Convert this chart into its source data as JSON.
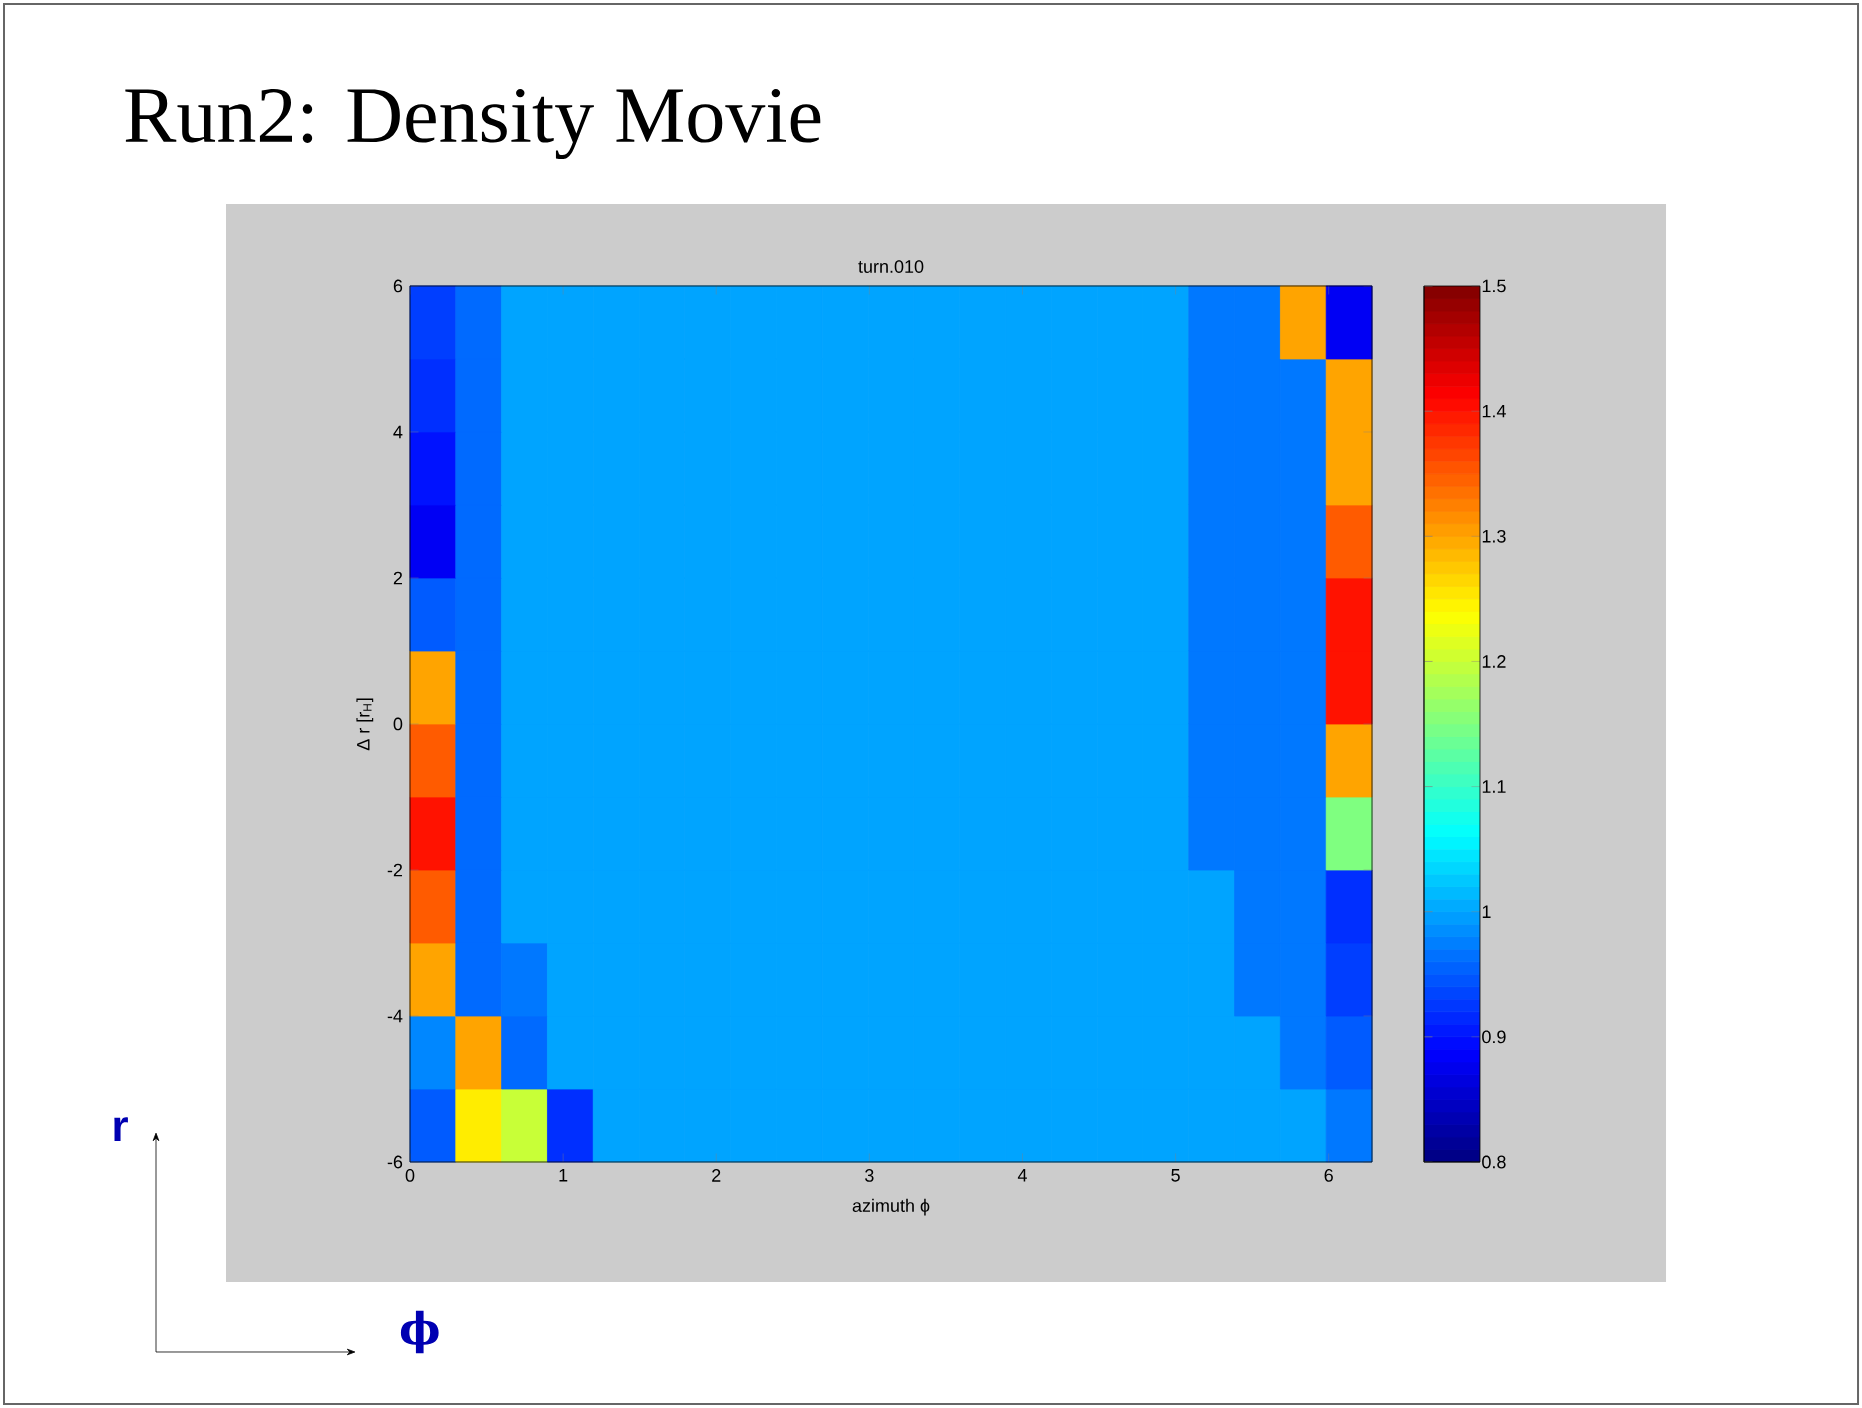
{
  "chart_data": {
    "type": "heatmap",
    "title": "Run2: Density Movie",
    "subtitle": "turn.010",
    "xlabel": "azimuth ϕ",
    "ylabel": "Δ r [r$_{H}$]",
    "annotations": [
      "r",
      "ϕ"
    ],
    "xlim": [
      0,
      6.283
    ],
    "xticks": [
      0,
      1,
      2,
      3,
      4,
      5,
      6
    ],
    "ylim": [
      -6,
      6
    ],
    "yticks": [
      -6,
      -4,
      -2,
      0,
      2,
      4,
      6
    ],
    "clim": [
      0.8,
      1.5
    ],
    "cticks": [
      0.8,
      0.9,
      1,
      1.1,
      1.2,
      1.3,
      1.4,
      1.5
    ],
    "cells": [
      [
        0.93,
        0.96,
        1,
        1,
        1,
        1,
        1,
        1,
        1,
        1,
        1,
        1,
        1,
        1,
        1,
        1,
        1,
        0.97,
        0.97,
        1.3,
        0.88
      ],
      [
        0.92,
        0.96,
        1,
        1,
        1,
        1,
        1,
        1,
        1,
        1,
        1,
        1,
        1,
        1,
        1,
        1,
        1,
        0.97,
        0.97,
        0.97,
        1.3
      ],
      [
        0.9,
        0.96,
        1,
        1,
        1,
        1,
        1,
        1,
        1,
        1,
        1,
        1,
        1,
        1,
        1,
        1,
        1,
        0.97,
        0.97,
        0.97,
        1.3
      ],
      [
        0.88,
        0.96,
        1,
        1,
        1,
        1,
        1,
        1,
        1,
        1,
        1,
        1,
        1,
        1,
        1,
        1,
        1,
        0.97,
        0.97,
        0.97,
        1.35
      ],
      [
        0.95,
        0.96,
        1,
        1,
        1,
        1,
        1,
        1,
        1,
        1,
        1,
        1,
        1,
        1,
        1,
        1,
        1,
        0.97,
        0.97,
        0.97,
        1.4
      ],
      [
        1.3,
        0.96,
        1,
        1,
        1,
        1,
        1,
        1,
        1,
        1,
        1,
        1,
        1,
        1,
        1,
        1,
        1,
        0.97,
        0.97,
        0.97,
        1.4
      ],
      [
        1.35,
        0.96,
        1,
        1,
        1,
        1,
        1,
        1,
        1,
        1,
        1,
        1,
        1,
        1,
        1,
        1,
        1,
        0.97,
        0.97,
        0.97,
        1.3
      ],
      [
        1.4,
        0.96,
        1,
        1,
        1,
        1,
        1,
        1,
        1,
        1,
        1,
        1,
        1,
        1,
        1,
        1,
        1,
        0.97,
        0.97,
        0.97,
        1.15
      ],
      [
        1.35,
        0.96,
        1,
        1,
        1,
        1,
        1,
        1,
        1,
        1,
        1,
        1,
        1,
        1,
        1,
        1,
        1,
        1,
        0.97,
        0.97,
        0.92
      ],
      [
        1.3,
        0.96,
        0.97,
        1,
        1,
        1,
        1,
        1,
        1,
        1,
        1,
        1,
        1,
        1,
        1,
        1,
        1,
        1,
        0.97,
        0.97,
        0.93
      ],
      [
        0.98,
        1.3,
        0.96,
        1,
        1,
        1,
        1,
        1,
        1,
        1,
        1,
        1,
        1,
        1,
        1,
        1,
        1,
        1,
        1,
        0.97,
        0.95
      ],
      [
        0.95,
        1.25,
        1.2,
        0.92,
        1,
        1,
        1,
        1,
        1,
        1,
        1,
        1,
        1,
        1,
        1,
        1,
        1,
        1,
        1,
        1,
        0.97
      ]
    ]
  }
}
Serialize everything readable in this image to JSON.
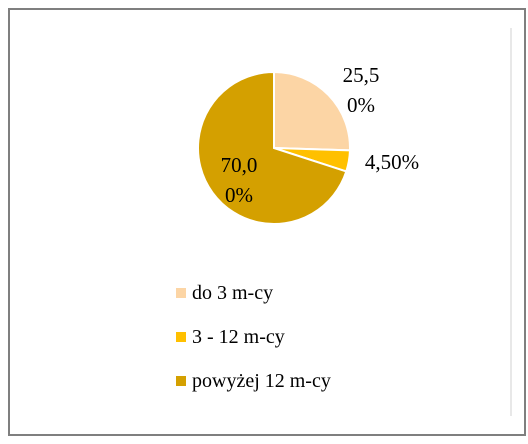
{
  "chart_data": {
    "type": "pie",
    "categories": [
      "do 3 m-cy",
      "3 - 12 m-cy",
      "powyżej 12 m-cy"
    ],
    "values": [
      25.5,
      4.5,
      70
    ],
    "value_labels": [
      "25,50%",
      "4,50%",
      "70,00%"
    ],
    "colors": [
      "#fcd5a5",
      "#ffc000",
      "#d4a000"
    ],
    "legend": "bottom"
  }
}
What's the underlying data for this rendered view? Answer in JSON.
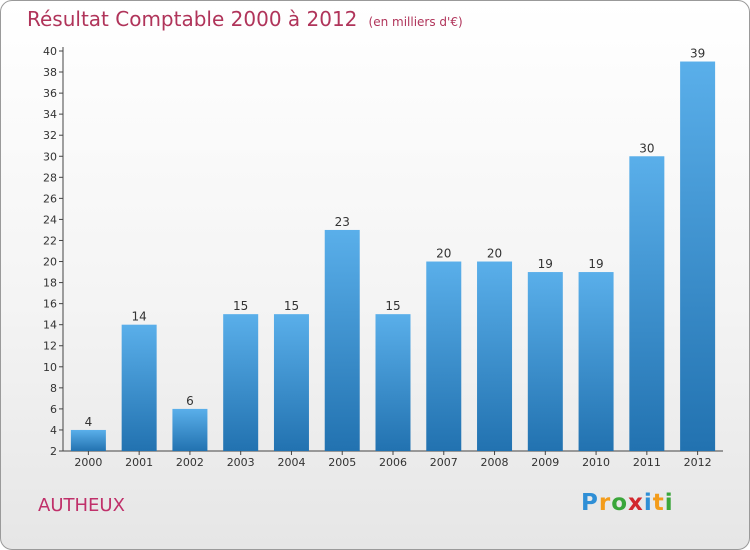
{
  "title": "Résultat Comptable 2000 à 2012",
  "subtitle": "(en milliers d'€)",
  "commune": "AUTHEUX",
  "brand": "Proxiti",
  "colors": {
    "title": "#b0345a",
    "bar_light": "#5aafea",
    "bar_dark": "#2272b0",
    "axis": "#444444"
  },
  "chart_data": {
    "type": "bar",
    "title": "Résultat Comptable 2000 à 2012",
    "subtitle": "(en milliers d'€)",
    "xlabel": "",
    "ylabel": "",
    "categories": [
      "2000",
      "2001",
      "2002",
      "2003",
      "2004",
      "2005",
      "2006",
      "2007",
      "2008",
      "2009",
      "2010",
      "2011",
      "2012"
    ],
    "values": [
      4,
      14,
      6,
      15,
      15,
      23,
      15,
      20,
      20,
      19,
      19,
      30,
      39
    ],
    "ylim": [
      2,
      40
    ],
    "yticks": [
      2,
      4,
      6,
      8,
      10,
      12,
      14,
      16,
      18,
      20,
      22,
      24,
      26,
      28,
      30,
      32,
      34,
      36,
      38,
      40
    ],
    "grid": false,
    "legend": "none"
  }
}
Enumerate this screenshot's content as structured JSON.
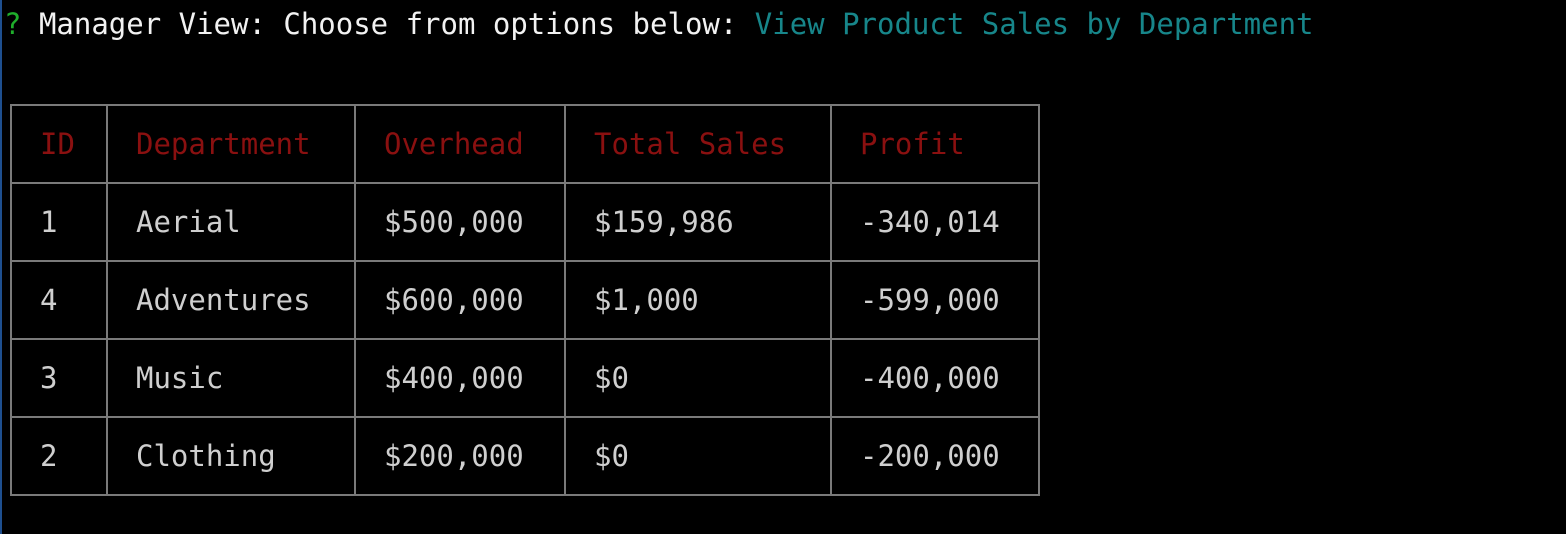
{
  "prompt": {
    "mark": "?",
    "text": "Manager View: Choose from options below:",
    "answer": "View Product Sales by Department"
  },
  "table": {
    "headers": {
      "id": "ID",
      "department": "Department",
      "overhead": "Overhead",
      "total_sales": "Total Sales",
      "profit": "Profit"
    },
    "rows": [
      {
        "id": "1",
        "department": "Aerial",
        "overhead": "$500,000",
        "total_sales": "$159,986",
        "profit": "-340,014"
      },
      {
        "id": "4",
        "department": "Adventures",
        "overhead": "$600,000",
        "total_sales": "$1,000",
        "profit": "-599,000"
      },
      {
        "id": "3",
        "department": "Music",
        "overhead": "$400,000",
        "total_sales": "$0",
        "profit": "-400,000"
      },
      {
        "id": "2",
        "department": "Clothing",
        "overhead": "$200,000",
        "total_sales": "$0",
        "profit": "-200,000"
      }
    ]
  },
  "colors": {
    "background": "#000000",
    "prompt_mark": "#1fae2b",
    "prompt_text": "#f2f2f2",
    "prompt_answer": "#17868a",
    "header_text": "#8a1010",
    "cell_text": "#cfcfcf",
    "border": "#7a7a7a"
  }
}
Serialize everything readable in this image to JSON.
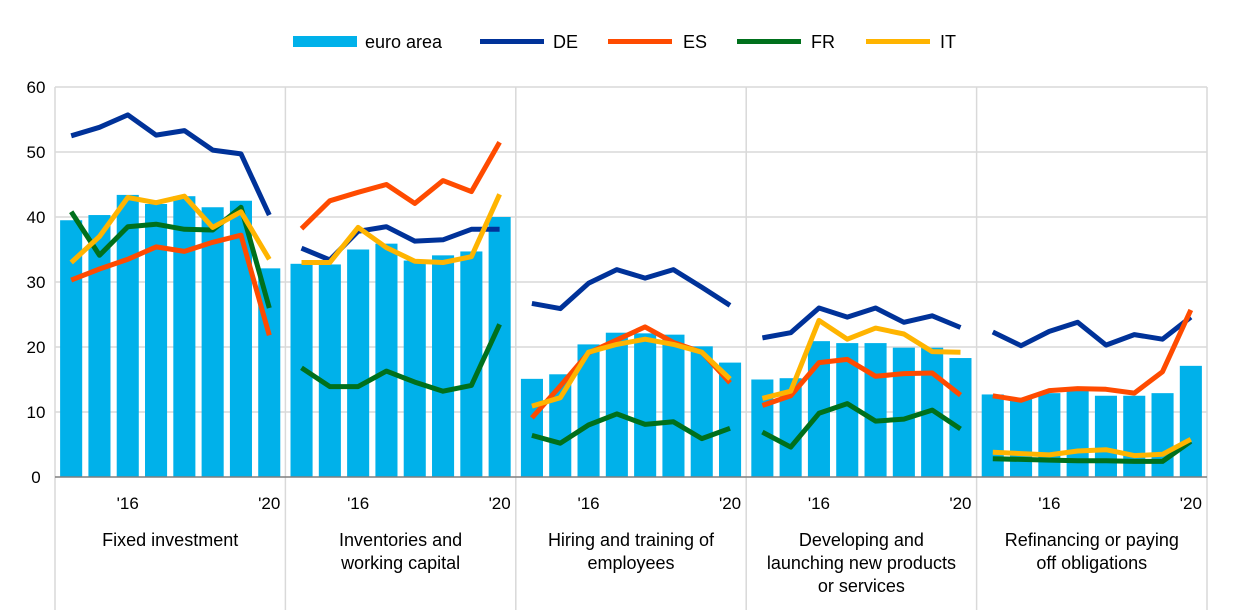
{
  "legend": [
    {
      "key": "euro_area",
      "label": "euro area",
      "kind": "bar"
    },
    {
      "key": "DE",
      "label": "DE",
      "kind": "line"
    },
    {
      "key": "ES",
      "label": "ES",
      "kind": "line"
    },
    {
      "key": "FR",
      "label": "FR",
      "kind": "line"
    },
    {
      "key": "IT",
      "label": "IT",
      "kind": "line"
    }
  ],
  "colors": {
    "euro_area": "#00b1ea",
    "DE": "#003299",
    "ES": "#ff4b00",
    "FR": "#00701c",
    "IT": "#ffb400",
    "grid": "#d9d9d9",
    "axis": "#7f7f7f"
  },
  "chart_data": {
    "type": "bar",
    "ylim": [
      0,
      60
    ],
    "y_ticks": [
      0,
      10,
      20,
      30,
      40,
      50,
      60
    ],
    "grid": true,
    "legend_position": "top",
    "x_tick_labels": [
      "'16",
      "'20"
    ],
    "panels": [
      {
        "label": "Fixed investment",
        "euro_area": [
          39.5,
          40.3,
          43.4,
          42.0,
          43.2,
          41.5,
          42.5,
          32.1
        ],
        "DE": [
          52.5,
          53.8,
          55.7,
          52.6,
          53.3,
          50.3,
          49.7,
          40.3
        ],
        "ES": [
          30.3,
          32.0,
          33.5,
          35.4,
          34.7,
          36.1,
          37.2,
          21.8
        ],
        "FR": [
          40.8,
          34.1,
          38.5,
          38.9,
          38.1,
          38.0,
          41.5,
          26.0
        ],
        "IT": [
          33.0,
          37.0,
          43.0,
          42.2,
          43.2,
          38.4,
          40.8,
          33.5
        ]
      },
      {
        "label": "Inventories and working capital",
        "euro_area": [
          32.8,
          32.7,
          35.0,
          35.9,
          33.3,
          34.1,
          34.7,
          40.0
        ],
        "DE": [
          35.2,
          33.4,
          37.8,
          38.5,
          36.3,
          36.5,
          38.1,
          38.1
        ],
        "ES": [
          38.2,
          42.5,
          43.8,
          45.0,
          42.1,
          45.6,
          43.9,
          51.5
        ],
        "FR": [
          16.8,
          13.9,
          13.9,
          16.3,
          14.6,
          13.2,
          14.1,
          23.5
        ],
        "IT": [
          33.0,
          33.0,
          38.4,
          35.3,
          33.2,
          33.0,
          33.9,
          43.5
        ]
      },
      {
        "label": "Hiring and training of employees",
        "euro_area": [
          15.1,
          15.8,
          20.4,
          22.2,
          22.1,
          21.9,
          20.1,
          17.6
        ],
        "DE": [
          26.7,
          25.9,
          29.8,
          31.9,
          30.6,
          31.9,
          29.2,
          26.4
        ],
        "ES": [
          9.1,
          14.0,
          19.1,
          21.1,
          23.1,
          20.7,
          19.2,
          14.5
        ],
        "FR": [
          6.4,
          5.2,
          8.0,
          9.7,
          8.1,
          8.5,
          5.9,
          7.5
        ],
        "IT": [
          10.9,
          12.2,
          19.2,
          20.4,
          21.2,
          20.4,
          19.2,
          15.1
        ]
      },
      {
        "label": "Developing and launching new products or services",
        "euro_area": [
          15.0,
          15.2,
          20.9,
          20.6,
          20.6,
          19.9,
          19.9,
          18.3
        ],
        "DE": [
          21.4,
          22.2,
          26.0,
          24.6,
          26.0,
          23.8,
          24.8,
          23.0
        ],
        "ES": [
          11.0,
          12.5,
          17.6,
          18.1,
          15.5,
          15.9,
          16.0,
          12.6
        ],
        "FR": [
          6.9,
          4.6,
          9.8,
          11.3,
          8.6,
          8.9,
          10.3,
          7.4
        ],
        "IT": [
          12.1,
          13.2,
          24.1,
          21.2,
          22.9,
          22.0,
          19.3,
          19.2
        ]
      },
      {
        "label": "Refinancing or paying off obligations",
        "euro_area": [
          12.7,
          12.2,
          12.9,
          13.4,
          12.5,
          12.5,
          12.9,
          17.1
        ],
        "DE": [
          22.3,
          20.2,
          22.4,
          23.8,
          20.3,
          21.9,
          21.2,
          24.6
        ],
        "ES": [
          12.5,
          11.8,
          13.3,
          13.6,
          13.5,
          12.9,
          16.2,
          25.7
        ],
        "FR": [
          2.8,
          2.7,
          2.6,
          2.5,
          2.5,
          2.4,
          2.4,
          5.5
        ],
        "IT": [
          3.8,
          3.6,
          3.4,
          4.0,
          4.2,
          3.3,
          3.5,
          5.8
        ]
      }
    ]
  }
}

-------------------------

> _Written exercise_:
Each line above that includes "milliers" should be shown.

> _Reply_:
  "subtitle": "(en milliers d'€)",
    "subtitle": "(en milliers d'€)",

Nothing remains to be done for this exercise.